INSTRUCTIONS FOR THE TASK: Give as a numbered list, leaving out blank lines, the lines of the entries from the one containing "x-tick-label: $1 - $10 (177, 405, 225, 420)" through the one containing "y-tick-label: 5% (125, 352, 143, 366)", both included.

———

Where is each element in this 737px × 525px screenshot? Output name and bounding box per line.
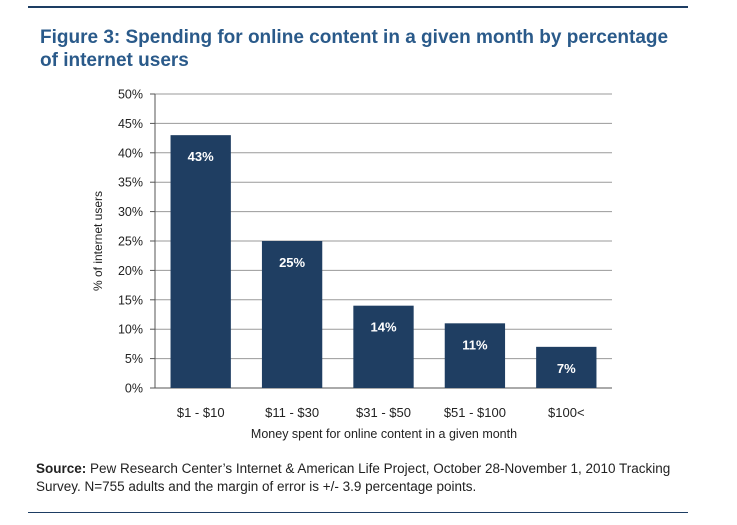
x-tick-label: $1 - $10 (177, 405, 225, 420)
bottom-rule (28, 512, 688, 513)
top-rule (28, 6, 688, 8)
data-label: 7% (557, 361, 576, 376)
y-tick-label: 50% (118, 88, 143, 102)
y-tick-label: 20% (118, 264, 143, 278)
chart-title: Figure 3: Spending for online content in… (40, 27, 669, 71)
x-tick-label: $100< (548, 405, 585, 420)
bar (261, 241, 323, 388)
source-note: Source: Pew Research Center’s Internet &… (36, 460, 696, 496)
data-label: 25% (279, 255, 305, 270)
x-tick-labels: $1 - $10 $11 - $30 $31 - $50 $51 - $100 $100… (177, 405, 585, 420)
x-tick-label: $11 - $30 (265, 405, 319, 420)
y-tick-label: 45% (118, 117, 143, 131)
y-tick-label: 40% (118, 146, 143, 160)
y-tick-label: 35% (118, 176, 143, 190)
bar (353, 305, 414, 388)
x-tick-label: $31 - $50 (356, 405, 411, 420)
y-tick-labels: 0% 5% 10% 15% 20% 25% 30% 35% 40% 45% 50% (118, 88, 143, 396)
bars (170, 135, 597, 388)
source-label: Source: (36, 461, 87, 476)
source-text: Pew Research Center’s Internet & America… (36, 461, 671, 494)
y-axis-label: % of internet users (91, 191, 105, 291)
bar (170, 135, 231, 388)
data-label: 14% (370, 320, 396, 335)
data-labels: 43% 25% 14% 11% 7% (188, 149, 576, 376)
y-tick-label: 0% (125, 382, 143, 396)
bar (444, 323, 506, 388)
data-label: 43% (188, 149, 214, 164)
x-tick-label: $51 - $100 (444, 405, 506, 420)
y-tick-label: 5% (125, 352, 143, 366)
y-tick-label: 10% (118, 323, 143, 337)
x-axis-label: Money spent for online content in a give… (251, 427, 517, 441)
data-label: 11% (462, 337, 488, 352)
y-tick-label: 30% (118, 205, 143, 219)
y-tick-label: 15% (118, 293, 143, 307)
bar (536, 346, 597, 388)
y-tick-label: 25% (118, 235, 143, 249)
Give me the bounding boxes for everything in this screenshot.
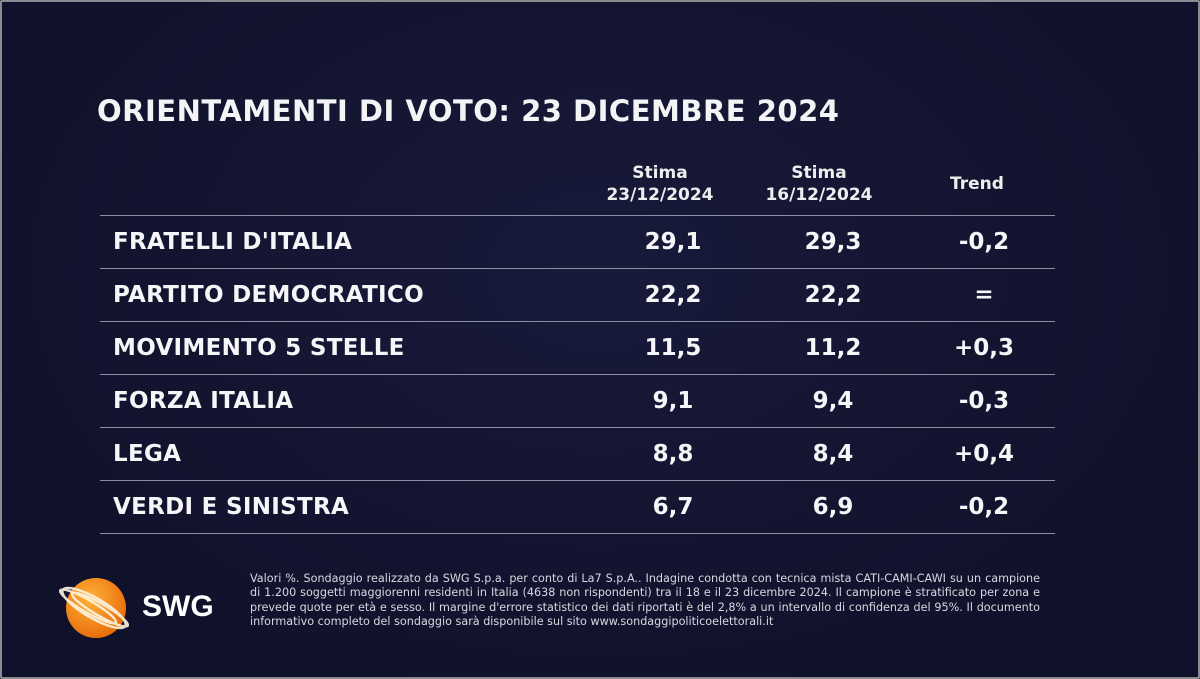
- current-estimate: 8,8: [593, 427, 753, 481]
- party-name: VERDI E SINISTRA: [100, 480, 593, 534]
- trend-value: -0,3: [913, 374, 1055, 428]
- header-label: Stima: [632, 163, 688, 183]
- previous-estimate: 29,3: [753, 215, 913, 269]
- header-label: Trend: [950, 174, 1004, 194]
- trend-value: +0,3: [913, 321, 1055, 375]
- trend-value: +0,4: [913, 427, 1055, 481]
- column-header-trend: Trend: [892, 173, 1062, 195]
- previous-estimate: 8,4: [753, 427, 913, 481]
- current-estimate: 9,1: [593, 374, 753, 428]
- party-name: FRATELLI D'ITALIA: [100, 215, 593, 269]
- current-estimate: 22,2: [593, 268, 753, 322]
- previous-estimate: 22,2: [753, 268, 913, 322]
- previous-estimate: 9,4: [753, 374, 913, 428]
- table-row: FRATELLI D'ITALIA 29,1 29,3 -0,2: [100, 215, 1055, 269]
- table-row: LEGA 8,8 8,4 +0,4: [100, 427, 1055, 481]
- table-row: MOVIMENTO 5 STELLE 11,5 11,2 +0,3: [100, 321, 1055, 375]
- trend-value: =: [913, 268, 1055, 322]
- swg-logo-text: SWG: [142, 590, 214, 623]
- current-estimate: 6,7: [593, 480, 753, 534]
- table-row: VERDI E SINISTRA 6,7 6,9 -0,2: [100, 480, 1055, 534]
- header-date: 16/12/2024: [765, 185, 873, 205]
- page-title: ORIENTAMENTI DI VOTO: 23 DICEMBRE 2024: [97, 94, 840, 128]
- footnote: Valori %. Sondaggio realizzato da SWG S.…: [250, 572, 1040, 628]
- poll-table: FRATELLI D'ITALIA 29,1 29,3 -0,2 PARTITO DEM…: [100, 215, 1055, 534]
- current-estimate: 29,1: [593, 215, 753, 269]
- header-date: 23/12/2024: [606, 185, 714, 205]
- table-row: FORZA ITALIA 9,1 9,4 -0,3: [100, 374, 1055, 428]
- column-header-current: Stima 23/12/2024: [575, 162, 745, 206]
- column-header-previous: Stima 16/12/2024: [734, 162, 904, 206]
- current-estimate: 11,5: [593, 321, 753, 375]
- previous-estimate: 6,9: [753, 480, 913, 534]
- party-name: MOVIMENTO 5 STELLE: [100, 321, 593, 375]
- trend-value: -0,2: [913, 480, 1055, 534]
- trend-value: -0,2: [913, 215, 1055, 269]
- party-name: LEGA: [100, 427, 593, 481]
- header-label: Stima: [791, 163, 847, 183]
- party-name: FORZA ITALIA: [100, 374, 593, 428]
- table-row: PARTITO DEMOCRATICO 22,2 22,2 =: [100, 268, 1055, 322]
- previous-estimate: 11,2: [753, 321, 913, 375]
- party-name: PARTITO DEMOCRATICO: [100, 268, 593, 322]
- swg-globe-icon: [58, 578, 130, 638]
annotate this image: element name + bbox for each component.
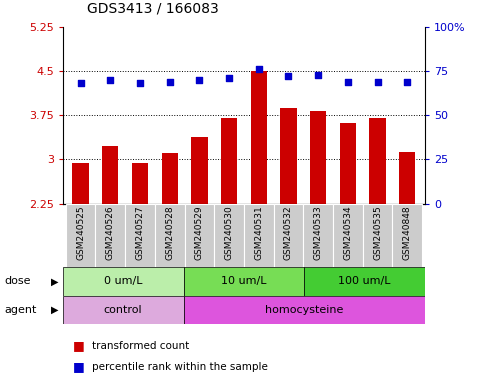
Text: ■: ■ xyxy=(72,339,84,352)
Bar xyxy=(340,123,356,204)
Text: ▶: ▶ xyxy=(51,305,58,315)
Point xyxy=(225,75,233,81)
Text: 100 um/L: 100 um/L xyxy=(339,276,391,286)
Text: agent: agent xyxy=(5,305,37,315)
Bar xyxy=(303,204,333,267)
Text: GSM240532: GSM240532 xyxy=(284,205,293,260)
Text: dose: dose xyxy=(5,276,31,286)
Text: GSM240529: GSM240529 xyxy=(195,205,204,260)
Bar xyxy=(132,164,148,204)
Point xyxy=(136,80,144,86)
Bar xyxy=(392,204,422,267)
Bar xyxy=(244,204,273,267)
Bar xyxy=(155,204,185,267)
Bar xyxy=(221,118,237,204)
Bar xyxy=(66,204,96,267)
Point xyxy=(196,77,203,83)
Point xyxy=(314,71,322,78)
Text: GSM240530: GSM240530 xyxy=(225,205,234,260)
Text: transformed count: transformed count xyxy=(92,341,189,351)
Point xyxy=(255,66,263,72)
Bar xyxy=(191,137,208,204)
Bar xyxy=(304,267,425,296)
Bar xyxy=(184,267,304,296)
Text: ▶: ▶ xyxy=(51,276,58,286)
Text: homocysteine: homocysteine xyxy=(265,305,343,315)
Bar xyxy=(399,152,415,204)
Text: 10 um/L: 10 um/L xyxy=(221,276,267,286)
Point xyxy=(166,79,173,85)
Text: GSM240533: GSM240533 xyxy=(313,205,323,260)
Bar xyxy=(63,296,184,324)
Text: GSM240526: GSM240526 xyxy=(106,205,115,260)
Text: GSM240848: GSM240848 xyxy=(403,205,412,260)
Bar xyxy=(251,71,267,204)
Bar xyxy=(214,204,244,267)
Bar xyxy=(333,204,363,267)
Text: ■: ■ xyxy=(72,360,84,373)
Bar xyxy=(96,204,125,267)
Text: GSM240531: GSM240531 xyxy=(254,205,263,260)
Bar xyxy=(363,204,392,267)
Point xyxy=(284,73,292,79)
Bar xyxy=(369,118,386,204)
Point xyxy=(77,80,85,86)
Text: 0 um/L: 0 um/L xyxy=(104,276,142,286)
Bar xyxy=(310,111,327,204)
Bar xyxy=(280,108,297,204)
Bar xyxy=(63,267,184,296)
Point xyxy=(374,79,382,85)
Bar xyxy=(184,296,425,324)
Text: GDS3413 / 166083: GDS3413 / 166083 xyxy=(87,2,219,15)
Bar xyxy=(185,204,214,267)
Text: GSM240528: GSM240528 xyxy=(165,205,174,260)
Bar xyxy=(102,146,118,204)
Bar xyxy=(72,164,89,204)
Text: GSM240527: GSM240527 xyxy=(136,205,144,260)
Bar xyxy=(273,204,303,267)
Bar xyxy=(161,154,178,204)
Point xyxy=(344,79,352,85)
Text: control: control xyxy=(104,305,142,315)
Bar xyxy=(125,204,155,267)
Text: GSM240534: GSM240534 xyxy=(343,205,352,260)
Point xyxy=(106,77,114,83)
Text: GSM240525: GSM240525 xyxy=(76,205,85,260)
Point xyxy=(403,79,411,85)
Text: percentile rank within the sample: percentile rank within the sample xyxy=(92,362,268,372)
Text: GSM240535: GSM240535 xyxy=(373,205,382,260)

———

ANSWER IN FULL:
1. x-tick-label: $1 - $10 (177, 405, 225, 420)
2. bottom-rule (28, 512, 688, 513)
3. top-rule (28, 6, 688, 8)
4. data-label: 7% (557, 361, 576, 376)
5. y-tick-label: 50% (118, 88, 143, 102)
6. y-tick-label: 20% (118, 264, 143, 278)
7. chart-title: Figure 3: Spending for online content in… (40, 27, 669, 71)
8. x-tick-label: $100< (548, 405, 585, 420)
9. bar (261, 241, 323, 388)
10. source-note: Source: Pew Research Center’s Internet &… (36, 460, 696, 496)
11. data-label: 25% (279, 255, 305, 270)
12. x-tick-labels: $1 - $10 $11 - $30 $31 - $50 $51 - $100 $100… (177, 405, 585, 420)
13. x-tick-label: $11 - $30 (265, 405, 319, 420)
14. y-tick-label: 45% (118, 117, 143, 131)
15. y-tick-label: 40% (118, 146, 143, 160)
16. y-tick-label: 35% (118, 176, 143, 190)
17. bar (353, 305, 414, 388)
18. x-tick-label: $31 - $50 (356, 405, 411, 420)
19. y-tick-labels: 0% 5% 10% 15% 20% 25% 30% 35% 40% 45% 50% (118, 88, 143, 396)
20. bars (170, 135, 597, 388)
21. source-label: Source: (36, 461, 87, 476)
22. source-text: Pew Research Center’s Internet & America… (36, 461, 671, 494)
23. y-axis-label: % of internet users (91, 191, 105, 291)
24. bar (170, 135, 231, 388)
25. data-label: 14% (370, 320, 396, 335)
26. data-labels: 43% 25% 14% 11% 7% (188, 149, 576, 376)
27. y-tick-label: 0% (125, 382, 143, 396)
28. bar (444, 323, 506, 388)
29. data-label: 43% (188, 149, 214, 164)
30. x-tick-label: $51 - $100 (444, 405, 506, 420)
31. y-tick-label: 5% (125, 352, 143, 366)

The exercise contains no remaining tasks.